# [What is being asked]
Pull out every line below that holds the word "Posjet".

# [Chart and figure data]

>>>>>

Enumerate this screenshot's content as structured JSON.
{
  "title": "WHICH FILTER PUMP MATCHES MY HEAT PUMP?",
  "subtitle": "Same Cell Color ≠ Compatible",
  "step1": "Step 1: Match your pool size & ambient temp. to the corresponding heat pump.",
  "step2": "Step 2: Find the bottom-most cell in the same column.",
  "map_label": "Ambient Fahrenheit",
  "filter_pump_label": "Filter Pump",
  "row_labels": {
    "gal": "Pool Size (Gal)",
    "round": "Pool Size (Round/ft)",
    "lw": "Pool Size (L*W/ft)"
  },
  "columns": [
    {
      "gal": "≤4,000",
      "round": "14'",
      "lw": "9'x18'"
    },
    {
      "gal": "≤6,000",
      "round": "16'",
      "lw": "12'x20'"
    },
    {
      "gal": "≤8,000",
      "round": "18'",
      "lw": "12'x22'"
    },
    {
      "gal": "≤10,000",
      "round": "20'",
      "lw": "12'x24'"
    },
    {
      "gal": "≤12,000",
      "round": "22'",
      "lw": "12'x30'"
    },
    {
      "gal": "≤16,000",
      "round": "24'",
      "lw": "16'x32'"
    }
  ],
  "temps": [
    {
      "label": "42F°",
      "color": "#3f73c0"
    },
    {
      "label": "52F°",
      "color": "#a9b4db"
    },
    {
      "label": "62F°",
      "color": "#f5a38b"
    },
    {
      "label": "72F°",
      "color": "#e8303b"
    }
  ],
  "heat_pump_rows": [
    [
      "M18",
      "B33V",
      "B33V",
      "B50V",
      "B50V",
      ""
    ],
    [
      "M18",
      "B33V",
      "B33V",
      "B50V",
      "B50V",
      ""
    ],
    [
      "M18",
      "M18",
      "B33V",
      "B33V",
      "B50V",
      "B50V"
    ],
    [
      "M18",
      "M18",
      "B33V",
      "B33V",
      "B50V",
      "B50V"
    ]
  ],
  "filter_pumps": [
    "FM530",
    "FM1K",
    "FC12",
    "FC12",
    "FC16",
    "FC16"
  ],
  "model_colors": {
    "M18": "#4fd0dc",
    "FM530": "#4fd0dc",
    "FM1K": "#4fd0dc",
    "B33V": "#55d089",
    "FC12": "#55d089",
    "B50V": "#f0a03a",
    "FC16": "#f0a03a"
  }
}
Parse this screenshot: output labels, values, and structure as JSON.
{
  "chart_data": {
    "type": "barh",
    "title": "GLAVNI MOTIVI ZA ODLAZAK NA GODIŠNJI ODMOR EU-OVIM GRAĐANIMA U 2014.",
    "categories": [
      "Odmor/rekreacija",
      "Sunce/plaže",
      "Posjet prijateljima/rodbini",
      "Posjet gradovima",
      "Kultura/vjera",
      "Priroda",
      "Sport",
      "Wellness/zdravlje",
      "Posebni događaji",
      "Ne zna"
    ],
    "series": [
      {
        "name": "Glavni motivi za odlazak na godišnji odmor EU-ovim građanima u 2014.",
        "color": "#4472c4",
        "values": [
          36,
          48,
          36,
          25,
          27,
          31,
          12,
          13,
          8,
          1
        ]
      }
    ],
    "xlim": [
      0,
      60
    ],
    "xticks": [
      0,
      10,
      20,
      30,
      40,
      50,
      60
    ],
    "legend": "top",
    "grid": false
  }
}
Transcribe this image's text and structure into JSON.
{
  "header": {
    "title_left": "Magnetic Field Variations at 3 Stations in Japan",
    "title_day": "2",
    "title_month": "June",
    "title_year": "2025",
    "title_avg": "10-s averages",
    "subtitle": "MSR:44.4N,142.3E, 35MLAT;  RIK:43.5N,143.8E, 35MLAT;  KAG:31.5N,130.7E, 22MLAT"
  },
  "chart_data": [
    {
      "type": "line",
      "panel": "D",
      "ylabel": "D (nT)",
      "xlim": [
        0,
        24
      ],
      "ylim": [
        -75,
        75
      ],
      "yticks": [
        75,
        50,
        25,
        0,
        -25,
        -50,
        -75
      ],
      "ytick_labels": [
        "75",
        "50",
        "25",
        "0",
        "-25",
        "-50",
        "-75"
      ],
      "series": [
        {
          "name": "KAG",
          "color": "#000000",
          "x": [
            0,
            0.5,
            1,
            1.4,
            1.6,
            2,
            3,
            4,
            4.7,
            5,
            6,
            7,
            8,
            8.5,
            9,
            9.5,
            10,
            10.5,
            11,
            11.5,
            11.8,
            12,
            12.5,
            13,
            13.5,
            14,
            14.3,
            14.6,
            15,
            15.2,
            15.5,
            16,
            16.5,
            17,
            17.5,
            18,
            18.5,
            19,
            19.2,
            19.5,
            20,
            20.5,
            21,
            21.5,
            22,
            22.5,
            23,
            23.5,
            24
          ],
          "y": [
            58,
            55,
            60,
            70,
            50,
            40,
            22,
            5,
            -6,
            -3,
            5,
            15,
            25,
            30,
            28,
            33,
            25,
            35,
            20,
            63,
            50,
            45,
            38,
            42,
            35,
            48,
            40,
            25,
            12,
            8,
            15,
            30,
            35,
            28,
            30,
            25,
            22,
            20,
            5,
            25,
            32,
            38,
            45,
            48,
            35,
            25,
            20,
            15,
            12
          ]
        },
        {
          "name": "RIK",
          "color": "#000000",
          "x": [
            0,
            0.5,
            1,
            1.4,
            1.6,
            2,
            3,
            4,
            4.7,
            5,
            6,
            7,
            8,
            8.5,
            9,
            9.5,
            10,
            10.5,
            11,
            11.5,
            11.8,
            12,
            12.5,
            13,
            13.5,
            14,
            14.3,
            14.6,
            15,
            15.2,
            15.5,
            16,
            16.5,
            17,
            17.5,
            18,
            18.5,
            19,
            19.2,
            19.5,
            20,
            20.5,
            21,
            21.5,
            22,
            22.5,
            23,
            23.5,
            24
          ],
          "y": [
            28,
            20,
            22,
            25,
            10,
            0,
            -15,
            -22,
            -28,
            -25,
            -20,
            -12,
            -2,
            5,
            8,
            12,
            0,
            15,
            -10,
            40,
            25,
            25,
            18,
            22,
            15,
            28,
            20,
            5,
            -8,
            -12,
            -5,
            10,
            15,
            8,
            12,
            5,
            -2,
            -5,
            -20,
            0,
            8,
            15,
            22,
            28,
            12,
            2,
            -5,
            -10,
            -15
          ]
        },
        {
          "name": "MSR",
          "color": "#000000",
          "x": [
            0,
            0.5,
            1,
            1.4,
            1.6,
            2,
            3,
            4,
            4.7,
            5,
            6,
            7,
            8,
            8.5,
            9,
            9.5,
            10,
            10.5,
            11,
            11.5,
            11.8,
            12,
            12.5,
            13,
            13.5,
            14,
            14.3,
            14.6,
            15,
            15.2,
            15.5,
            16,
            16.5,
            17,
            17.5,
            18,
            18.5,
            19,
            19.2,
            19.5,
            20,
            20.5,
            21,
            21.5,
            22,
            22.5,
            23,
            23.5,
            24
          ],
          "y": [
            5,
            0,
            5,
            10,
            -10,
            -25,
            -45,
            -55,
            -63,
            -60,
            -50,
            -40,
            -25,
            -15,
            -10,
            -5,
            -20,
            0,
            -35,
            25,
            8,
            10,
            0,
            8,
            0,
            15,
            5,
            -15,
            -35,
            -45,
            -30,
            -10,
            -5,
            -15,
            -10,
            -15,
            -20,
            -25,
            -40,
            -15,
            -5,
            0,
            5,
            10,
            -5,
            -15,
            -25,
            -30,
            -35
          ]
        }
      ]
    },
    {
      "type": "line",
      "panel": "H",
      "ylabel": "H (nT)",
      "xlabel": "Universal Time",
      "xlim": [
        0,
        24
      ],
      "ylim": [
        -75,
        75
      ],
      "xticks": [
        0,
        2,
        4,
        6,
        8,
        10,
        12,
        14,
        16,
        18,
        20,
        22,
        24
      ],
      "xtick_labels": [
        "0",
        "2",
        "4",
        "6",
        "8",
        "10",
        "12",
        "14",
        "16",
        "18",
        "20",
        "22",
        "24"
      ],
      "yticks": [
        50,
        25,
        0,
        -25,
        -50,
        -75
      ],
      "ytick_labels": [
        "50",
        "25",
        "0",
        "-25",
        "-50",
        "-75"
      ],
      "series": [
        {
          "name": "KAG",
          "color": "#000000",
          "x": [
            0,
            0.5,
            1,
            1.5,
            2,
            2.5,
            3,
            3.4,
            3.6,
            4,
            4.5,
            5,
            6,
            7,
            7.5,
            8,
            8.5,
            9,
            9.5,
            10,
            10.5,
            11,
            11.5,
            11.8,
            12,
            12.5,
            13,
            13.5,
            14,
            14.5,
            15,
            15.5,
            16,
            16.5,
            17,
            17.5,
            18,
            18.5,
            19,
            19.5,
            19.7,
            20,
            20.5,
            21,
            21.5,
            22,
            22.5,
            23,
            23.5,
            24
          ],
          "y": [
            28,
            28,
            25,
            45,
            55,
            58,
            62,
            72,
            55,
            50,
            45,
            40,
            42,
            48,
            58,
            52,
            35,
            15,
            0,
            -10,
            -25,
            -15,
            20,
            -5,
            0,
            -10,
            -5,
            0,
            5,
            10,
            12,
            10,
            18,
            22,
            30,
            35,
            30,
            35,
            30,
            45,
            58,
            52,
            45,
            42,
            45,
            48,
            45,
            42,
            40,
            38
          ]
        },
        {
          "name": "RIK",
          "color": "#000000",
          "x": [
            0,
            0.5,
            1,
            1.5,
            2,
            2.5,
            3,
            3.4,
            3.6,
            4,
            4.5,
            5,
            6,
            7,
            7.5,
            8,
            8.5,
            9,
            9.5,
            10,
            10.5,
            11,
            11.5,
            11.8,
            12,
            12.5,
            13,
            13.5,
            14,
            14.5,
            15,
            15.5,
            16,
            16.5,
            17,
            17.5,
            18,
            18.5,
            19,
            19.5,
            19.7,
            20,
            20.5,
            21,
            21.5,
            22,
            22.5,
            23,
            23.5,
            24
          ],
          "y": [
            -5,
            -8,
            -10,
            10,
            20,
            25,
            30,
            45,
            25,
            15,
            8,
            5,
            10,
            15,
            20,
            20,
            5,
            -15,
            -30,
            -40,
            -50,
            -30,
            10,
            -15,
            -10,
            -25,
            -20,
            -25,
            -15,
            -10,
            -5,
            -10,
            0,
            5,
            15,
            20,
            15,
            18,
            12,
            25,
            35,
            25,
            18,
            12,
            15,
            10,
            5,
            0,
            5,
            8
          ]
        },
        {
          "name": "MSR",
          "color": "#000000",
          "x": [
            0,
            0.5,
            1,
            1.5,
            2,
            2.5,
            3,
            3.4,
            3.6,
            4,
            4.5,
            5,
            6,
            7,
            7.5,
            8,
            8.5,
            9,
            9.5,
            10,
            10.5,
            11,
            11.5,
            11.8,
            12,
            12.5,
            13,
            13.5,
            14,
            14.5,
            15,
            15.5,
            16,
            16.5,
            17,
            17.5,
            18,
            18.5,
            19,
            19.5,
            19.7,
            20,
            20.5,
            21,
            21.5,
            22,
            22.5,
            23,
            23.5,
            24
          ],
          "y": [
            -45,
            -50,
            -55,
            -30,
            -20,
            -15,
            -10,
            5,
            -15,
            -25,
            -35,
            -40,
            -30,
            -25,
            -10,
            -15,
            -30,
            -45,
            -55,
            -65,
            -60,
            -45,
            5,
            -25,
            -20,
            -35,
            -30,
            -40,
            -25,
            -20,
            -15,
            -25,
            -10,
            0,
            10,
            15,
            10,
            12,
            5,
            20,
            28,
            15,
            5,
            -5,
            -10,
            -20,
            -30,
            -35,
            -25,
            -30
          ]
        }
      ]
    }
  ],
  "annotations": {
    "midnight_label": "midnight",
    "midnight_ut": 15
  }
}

<<<<<

# [Task response]
      "Posjet prijateljima/rodbini",
      "Posjet gradovima",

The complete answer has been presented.